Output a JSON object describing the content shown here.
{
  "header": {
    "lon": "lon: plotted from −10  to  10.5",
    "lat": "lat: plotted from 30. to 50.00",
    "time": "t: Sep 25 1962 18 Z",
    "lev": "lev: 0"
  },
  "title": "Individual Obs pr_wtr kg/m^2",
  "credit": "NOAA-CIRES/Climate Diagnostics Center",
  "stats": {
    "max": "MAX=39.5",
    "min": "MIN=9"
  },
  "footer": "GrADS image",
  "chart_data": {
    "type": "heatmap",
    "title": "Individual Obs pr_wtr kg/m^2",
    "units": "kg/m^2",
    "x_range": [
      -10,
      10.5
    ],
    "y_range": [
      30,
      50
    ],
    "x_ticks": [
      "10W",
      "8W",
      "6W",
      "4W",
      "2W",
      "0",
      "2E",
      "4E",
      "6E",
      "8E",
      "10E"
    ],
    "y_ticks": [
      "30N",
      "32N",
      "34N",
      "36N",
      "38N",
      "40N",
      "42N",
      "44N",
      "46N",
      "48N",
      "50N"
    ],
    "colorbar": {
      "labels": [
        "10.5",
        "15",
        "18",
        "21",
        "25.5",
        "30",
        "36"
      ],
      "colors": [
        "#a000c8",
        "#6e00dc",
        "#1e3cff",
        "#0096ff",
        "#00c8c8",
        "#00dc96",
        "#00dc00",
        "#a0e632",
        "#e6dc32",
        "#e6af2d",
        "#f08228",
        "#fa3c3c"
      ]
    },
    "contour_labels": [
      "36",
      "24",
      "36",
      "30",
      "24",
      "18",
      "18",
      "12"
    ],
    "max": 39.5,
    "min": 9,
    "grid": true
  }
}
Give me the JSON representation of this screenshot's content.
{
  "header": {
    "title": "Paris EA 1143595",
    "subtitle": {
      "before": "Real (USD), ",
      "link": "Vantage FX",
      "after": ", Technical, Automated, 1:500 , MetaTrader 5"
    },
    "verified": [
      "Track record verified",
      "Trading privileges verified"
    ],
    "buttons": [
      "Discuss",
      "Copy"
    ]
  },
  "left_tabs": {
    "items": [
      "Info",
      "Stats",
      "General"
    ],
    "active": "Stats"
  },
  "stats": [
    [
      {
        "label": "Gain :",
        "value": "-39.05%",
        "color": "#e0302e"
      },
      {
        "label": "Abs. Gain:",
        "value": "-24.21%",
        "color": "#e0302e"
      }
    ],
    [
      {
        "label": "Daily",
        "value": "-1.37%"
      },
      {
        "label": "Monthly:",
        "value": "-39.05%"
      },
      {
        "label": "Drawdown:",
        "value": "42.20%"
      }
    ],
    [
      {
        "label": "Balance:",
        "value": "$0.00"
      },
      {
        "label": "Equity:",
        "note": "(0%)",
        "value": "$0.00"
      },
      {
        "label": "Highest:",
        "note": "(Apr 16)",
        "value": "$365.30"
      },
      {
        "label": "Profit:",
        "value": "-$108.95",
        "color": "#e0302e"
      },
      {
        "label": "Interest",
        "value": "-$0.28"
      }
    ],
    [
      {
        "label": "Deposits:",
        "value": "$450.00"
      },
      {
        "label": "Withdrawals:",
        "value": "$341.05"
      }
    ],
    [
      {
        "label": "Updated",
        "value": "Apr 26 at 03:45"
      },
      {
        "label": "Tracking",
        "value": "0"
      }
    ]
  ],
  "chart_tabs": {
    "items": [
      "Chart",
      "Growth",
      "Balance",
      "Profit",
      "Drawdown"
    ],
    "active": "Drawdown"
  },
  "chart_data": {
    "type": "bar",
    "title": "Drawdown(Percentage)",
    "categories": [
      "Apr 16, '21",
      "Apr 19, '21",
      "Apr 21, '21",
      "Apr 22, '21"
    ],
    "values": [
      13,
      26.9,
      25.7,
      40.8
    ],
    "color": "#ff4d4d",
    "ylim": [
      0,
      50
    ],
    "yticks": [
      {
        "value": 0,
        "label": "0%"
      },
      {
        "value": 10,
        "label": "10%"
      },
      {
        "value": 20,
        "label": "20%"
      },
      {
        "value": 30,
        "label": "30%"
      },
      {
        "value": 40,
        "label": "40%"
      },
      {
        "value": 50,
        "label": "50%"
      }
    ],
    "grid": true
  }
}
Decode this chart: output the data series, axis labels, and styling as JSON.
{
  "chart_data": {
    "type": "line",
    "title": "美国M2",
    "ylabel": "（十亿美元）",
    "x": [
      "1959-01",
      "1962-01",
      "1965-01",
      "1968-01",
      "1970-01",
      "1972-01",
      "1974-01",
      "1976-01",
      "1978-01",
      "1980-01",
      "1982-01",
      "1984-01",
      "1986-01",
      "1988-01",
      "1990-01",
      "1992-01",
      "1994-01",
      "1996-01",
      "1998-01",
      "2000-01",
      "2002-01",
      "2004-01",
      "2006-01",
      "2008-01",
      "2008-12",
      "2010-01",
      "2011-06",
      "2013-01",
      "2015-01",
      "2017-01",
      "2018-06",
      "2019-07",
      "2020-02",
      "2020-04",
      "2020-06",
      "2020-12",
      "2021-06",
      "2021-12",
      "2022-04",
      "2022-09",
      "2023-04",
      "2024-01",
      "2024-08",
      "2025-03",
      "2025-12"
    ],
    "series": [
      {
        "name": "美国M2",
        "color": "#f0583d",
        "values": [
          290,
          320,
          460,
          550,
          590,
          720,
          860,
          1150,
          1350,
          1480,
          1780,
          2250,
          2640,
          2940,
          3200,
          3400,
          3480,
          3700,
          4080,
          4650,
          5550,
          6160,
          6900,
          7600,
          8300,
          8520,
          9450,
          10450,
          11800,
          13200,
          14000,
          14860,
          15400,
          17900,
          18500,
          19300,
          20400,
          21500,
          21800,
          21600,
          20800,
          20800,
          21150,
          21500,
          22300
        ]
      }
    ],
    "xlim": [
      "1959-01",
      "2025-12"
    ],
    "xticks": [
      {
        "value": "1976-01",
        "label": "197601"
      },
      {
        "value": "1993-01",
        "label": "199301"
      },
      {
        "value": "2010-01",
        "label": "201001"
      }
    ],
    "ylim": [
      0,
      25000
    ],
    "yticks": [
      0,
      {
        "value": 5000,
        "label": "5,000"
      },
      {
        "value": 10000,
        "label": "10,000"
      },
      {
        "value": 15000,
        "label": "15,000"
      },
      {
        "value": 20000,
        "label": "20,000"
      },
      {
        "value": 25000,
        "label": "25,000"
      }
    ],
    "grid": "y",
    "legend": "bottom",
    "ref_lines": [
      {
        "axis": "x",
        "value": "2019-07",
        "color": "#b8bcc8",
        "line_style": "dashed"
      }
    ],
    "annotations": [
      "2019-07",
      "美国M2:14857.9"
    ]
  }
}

::::

Aim |
Write out the entire listing exactly.

The reply |
Output a JSON object describing the content shown here.
{
  "header": {
    "lon": "lon: plotted from −10  to  10.5",
    "lat": "lat: plotted from 30. to 50.00",
    "time": "t: Sep 25 1962 18 Z",
    "lev": "lev: 0"
  },
  "title": "Individual Obs pr_wtr kg/m^2",
  "credit": "NOAA-CIRES/Climate Diagnostics Center",
  "stats": {
    "max": "MAX=39.5",
    "min": "MIN=9"
  },
  "footer": "GrADS image",
  "chart_data": {
    "type": "heatmap",
    "title": "Individual Obs pr_wtr kg/m^2",
    "units": "kg/m^2",
    "x_range": [
      -10,
      10.5
    ],
    "y_range": [
      30,
      50
    ],
    "x_ticks": [
      "10W",
      "8W",
      "6W",
      "4W",
      "2W",
      "0",
      "2E",
      "4E",
      "6E",
      "8E",
      "10E"
    ],
    "y_ticks": [
      "30N",
      "32N",
      "34N",
      "36N",
      "38N",
      "40N",
      "42N",
      "44N",
      "46N",
      "48N",
      "50N"
    ],
    "colorbar": {
      "labels": [
        "10.5",
        "15",
        "18",
        "21",
        "25.5",
        "30",
        "36"
      ],
      "colors": [
        "#a000c8",
        "#6e00dc",
        "#1e3cff",
        "#0096ff",
        "#00c8c8",
        "#00dc96",
        "#00dc00",
        "#a0e632",
        "#e6dc32",
        "#e6af2d",
        "#f08228",
        "#fa3c3c"
      ]
    },
    "contour_labels": [
      "36",
      "24",
      "36",
      "30",
      "24",
      "18",
      "18",
      "12"
    ],
    "max": 39.5,
    "min": 9,
    "grid": true
  }
}
Give me the JSON representation of this screenshot's content.
{
  "header": {
    "title": "Paris EA 1143595",
    "subtitle": {
      "before": "Real (USD), ",
      "link": "Vantage FX",
      "after": ", Technical, Automated, 1:500 , MetaTrader 5"
    },
    "verified": [
      "Track record verified",
      "Trading privileges verified"
    ],
    "buttons": [
      "Discuss",
      "Copy"
    ]
  },
  "left_tabs": {
    "items": [
      "Info",
      "Stats",
      "General"
    ],
    "active": "Stats"
  },
  "stats": [
    [
      {
        "label": "Gain :",
        "value": "-39.05%",
        "color": "#e0302e"
      },
      {
        "label": "Abs. Gain:",
        "value": "-24.21%",
        "color": "#e0302e"
      }
    ],
    [
      {
        "label": "Daily",
        "value": "-1.37%"
      },
      {
        "label": "Monthly:",
        "value": "-39.05%"
      },
      {
        "label": "Drawdown:",
        "value": "42.20%"
      }
    ],
    [
      {
        "label": "Balance:",
        "value": "$0.00"
      },
      {
        "label": "Equity:",
        "note": "(0%)",
        "value": "$0.00"
      },
      {
        "label": "Highest:",
        "note": "(Apr 16)",
        "value": "$365.30"
      },
      {
        "label": "Profit:",
        "value": "-$108.95",
        "color": "#e0302e"
      },
      {
        "label": "Interest",
        "value": "-$0.28"
      }
    ],
    [
      {
        "label": "Deposits:",
        "value": "$450.00"
      },
      {
        "label": "Withdrawals:",
        "value": "$341.05"
      }
    ],
    [
      {
        "label": "Updated",
        "value": "Apr 26 at 03:45"
      },
      {
        "label": "Tracking",
        "value": "0"
      }
    ]
  ],
  "chart_tabs": {
    "items": [
      "Chart",
      "Growth",
      "Balance",
      "Profit",
      "Drawdown"
    ],
    "active": "Drawdown"
  },
  "chart_data": {
    "type": "bar",
    "title": "Drawdown(Percentage)",
    "categories": [
      "Apr 16, '21",
      "Apr 19, '21",
      "Apr 21, '21",
      "Apr 22, '21"
    ],
    "values": [
      13,
      26.9,
      25.7,
      40.8
    ],
    "color": "#ff4d4d",
    "ylim": [
      0,
      50
    ],
    "yticks": [
      {
        "value": 0,
        "label": "0%"
      },
      {
        "value": 10,
        "label": "10%"
      },
      {
        "value": 20,
        "label": "20%"
      },
      {
        "value": 30,
        "label": "30%"
      },
      {
        "value": 40,
        "label": "40%"
      },
      {
        "value": 50,
        "label": "50%"
      }
    ],
    "grid": true
  }
}
Decode this chart: output the data series, axis labels, and styling as JSON.
{
  "chart_data": {
    "type": "line",
    "title": "美国M2",
    "ylabel": "（十亿美元）",
    "x": [
      "1959-01",
      "1962-01",
      "1965-01",
      "1968-01",
      "1970-01",
      "1972-01",
      "1974-01",
      "1976-01",
      "1978-01",
      "1980-01",
      "1982-01",
      "1984-01",
      "1986-01",
      "1988-01",
      "1990-01",
      "1992-01",
      "1994-01",
      "1996-01",
      "1998-01",
      "2000-01",
      "2002-01",
      "2004-01",
      "2006-01",
      "2008-01",
      "2008-12",
      "2010-01",
      "2011-06",
      "2013-01",
      "2015-01",
      "2017-01",
      "2018-06",
      "2019-07",
      "2020-02",
      "2020-04",
      "2020-06",
      "2020-12",
      "2021-06",
      "2021-12",
      "2022-04",
      "2022-09",
      "2023-04",
      "2024-01",
      "2024-08",
      "2025-03",
      "2025-12"
    ],
    "series": [
      {
        "name": "美国M2",
        "color": "#f0583d",
        "values": [
          290,
          320,
          460,
          550,
          590,
          720,
          860,
          1150,
          1350,
          1480,
          1780,
          2250,
          2640,
          2940,
          3200,
          3400,
          3480,
          3700,
          4080,
          4650,
          5550,
          6160,
          6900,
          7600,
          8300,
          8520,
          9450,
          10450,
          11800,
          13200,
          14000,
          14860,
          15400,
          17900,
          18500,
          19300,
          20400,
          21500,
          21800,
          21600,
          20800,
          20800,
          21150,
          21500,
          22300
        ]
      }
    ],
    "xlim": [
      "1959-01",
      "2025-12"
    ],
    "xticks": [
      {
        "value": "1976-01",
        "label": "197601"
      },
      {
        "value": "1993-01",
        "label": "199301"
      },
      {
        "value": "2010-01",
        "label": "201001"
      }
    ],
    "ylim": [
      0,
      25000
    ],
    "yticks": [
      0,
      {
        "value": 5000,
        "label": "5,000"
      },
      {
        "value": 10000,
        "label": "10,000"
      },
      {
        "value": 15000,
        "label": "15,000"
      },
      {
        "value": 20000,
        "label": "20,000"
      },
      {
        "value": 25000,
        "label": "25,000"
      }
    ],
    "grid": "y",
    "legend": "bottom",
    "ref_lines": [
      {
        "axis": "x",
        "value": "2019-07",
        "color": "#b8bcc8",
        "line_style": "dashed"
      }
    ],
    "annotations": [
      "2019-07",
      "美国M2:14857.9"
    ]
  }
}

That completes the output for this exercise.